**Task brief**
Copy out every line that contains "text".
# Data supplied start
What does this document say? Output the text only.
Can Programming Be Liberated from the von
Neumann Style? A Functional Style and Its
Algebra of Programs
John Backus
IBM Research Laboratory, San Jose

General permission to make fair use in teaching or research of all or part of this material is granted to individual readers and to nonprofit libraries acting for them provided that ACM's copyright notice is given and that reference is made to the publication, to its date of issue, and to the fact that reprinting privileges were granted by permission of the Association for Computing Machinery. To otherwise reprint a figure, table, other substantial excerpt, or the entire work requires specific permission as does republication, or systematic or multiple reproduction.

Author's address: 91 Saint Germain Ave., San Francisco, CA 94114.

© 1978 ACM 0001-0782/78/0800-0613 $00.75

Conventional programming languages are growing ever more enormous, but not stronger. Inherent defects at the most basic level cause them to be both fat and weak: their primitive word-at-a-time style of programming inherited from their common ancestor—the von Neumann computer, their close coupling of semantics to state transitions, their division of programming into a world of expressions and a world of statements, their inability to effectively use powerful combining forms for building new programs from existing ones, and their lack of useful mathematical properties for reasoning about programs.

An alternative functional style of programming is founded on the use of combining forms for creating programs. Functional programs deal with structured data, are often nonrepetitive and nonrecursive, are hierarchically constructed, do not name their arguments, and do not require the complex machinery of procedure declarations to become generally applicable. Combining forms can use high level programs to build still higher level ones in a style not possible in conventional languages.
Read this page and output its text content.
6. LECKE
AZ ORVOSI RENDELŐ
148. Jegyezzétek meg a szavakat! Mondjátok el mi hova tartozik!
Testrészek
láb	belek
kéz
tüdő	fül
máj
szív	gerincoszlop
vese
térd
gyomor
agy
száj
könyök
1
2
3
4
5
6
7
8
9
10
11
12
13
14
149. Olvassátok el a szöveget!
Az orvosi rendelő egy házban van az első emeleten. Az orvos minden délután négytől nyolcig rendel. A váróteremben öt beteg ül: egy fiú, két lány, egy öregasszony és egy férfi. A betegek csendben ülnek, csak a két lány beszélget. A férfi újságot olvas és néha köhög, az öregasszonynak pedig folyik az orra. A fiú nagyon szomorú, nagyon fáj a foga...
# Data supplied end
**Completed task**
What does this document say? Output the text only.
Read this page and output its text content.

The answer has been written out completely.